* [Problem description]: Transcribe the material below exactly as it appears.

* [Information supplied]:
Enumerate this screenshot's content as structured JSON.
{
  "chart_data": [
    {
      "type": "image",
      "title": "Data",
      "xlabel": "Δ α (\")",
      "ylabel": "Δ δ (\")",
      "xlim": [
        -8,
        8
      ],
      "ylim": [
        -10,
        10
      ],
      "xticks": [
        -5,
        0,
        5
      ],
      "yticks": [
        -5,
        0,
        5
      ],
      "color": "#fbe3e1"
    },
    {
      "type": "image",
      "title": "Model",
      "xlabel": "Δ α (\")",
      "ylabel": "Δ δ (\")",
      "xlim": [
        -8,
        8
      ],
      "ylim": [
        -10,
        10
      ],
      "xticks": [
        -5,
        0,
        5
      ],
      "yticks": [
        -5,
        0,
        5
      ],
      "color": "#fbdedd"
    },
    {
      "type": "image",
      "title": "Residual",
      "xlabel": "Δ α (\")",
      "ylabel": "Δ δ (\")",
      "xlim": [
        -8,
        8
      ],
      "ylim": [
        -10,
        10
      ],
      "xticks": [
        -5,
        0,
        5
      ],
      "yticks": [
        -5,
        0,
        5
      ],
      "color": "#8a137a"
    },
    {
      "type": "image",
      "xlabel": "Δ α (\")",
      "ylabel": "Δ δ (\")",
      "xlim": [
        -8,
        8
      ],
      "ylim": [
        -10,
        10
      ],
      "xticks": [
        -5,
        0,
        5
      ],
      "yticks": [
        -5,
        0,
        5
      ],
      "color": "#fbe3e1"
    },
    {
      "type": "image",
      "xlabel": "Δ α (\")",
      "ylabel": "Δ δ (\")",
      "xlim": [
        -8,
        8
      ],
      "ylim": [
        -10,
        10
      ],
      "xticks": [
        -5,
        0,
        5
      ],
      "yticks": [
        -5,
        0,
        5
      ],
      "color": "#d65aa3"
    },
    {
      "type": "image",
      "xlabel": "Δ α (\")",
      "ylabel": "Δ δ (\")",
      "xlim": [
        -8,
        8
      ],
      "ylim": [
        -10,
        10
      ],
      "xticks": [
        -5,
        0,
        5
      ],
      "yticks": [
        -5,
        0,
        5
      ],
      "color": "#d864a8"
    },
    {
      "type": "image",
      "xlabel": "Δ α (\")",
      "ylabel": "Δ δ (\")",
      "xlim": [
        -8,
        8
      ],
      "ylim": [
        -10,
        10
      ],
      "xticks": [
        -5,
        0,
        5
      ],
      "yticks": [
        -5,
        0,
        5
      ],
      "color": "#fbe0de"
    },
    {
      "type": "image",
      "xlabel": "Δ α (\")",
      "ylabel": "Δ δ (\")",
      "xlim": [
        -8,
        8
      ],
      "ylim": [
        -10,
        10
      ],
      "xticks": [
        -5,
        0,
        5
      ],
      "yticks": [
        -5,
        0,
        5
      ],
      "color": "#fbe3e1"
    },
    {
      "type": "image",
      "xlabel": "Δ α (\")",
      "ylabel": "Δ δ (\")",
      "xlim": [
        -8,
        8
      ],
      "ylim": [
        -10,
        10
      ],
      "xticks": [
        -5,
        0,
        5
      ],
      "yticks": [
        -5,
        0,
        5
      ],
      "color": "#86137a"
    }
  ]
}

* [Correct answer]:
Enumerate this screenshot's content as structured JSON.
{
  "chart_data": [
    {
      "type": "image",
      "title": "Data",
      "xlabel": "Δ α (\")",
      "ylabel": "Δ δ (\")",
      "xlim": [
        -8,
        8
      ],
      "ylim": [
        -10,
        10
      ],
      "xticks": [
        -5,
        0,
        5
      ],
      "yticks": [
        -5,
        0,
        5
      ],
      "color": "#fbe3e1"
    },
    {
      "type": "image",
      "title": "Model",
      "xlabel": "Δ α (\")",
      "ylabel": "Δ δ (\")",
      "xlim": [
        -8,
        8
      ],
      "ylim": [
        -10,
        10
      ],
      "xticks": [
        -5,
        0,
        5
      ],
      "yticks": [
        -5,
        0,
        5
      ],
      "color": "#fbdedd"
    },
    {
      "type": "image",
      "title": "Residual",
      "xlabel": "Δ α (\")",
      "ylabel": "Δ δ (\")",
      "xlim": [
        -8,
        8
      ],
      "ylim": [
        -10,
        10
      ],
      "xticks": [
        -5,
        0,
        5
      ],
      "yticks": [
        -5,
        0,
        5
      ],
      "color": "#8a137a"
    },
    {
      "type": "image",
      "xlabel": "Δ α (\")",
      "ylabel": "Δ δ (\")",
      "xlim": [
        -8,
        8
      ],
      "ylim": [
        -10,
        10
      ],
      "xticks": [
        -5,
        0,
        5
      ],
      "yticks": [
        -5,
        0,
        5
      ],
      "color": "#fbe3e1"
    },
    {
      "type": "image",
      "xlabel": "Δ α (\")",
      "ylabel": "Δ δ (\")",
      "xlim": [
        -8,
        8
      ],
      "ylim": [
        -10,
        10
      ],
      "xticks": [
        -5,
        0,
        5
      ],
      "yticks": [
        -5,
        0,
        5
      ],
      "color": "#d65aa3"
    },
    {
      "type": "image",
      "xlabel": "Δ α (\")",
      "ylabel": "Δ δ (\")",
      "xlim": [
        -8,
        8
      ],
      "ylim": [
        -10,
        10
      ],
      "xticks": [
        -5,
        0,
        5
      ],
      "yticks": [
        -5,
        0,
        5
      ],
      "color": "#d864a8"
    },
    {
      "type": "image",
      "xlabel": "Δ α (\")",
      "ylabel": "Δ δ (\")",
      "xlim": [
        -8,
        8
      ],
      "ylim": [
        -10,
        10
      ],
      "xticks": [
        -5,
        0,
        5
      ],
      "yticks": [
        -5,
        0,
        5
      ],
      "color": "#fbe0de"
    },
    {
      "type": "image",
      "xlabel": "Δ α (\")",
      "ylabel": "Δ δ (\")",
      "xlim": [
        -8,
        8
      ],
      "ylim": [
        -10,
        10
      ],
      "xticks": [
        -5,
        0,
        5
      ],
      "yticks": [
        -5,
        0,
        5
      ],
      "color": "#fbe3e1"
    },
    {
      "type": "image",
      "xlabel": "Δ α (\")",
      "ylabel": "Δ δ (\")",
      "xlim": [
        -8,
        8
      ],
      "ylim": [
        -10,
        10
      ],
      "xticks": [
        -5,
        0,
        5
      ],
      "yticks": [
        -5,
        0,
        5
      ],
      "color": "#86137a"
    }
  ]
}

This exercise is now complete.